[start Task inputs]

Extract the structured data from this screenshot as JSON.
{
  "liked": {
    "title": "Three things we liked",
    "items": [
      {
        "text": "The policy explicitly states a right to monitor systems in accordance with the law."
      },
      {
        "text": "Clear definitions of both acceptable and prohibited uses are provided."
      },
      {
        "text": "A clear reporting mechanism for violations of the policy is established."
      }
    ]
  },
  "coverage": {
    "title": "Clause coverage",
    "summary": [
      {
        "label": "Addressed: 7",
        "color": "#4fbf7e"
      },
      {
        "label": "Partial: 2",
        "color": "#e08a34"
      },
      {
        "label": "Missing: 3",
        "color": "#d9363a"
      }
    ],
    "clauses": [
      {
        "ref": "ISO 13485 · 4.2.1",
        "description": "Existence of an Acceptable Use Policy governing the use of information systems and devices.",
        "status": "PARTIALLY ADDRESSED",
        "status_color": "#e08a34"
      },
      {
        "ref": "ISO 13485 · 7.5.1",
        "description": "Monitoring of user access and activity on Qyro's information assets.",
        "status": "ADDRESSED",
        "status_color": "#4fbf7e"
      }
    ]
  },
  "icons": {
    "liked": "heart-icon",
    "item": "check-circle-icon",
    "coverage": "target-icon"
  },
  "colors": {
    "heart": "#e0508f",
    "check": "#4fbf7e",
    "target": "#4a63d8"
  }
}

[end Task inputs]

Short problem
Go through the material above and count the lines that include "title". Give the number alone.

The response
2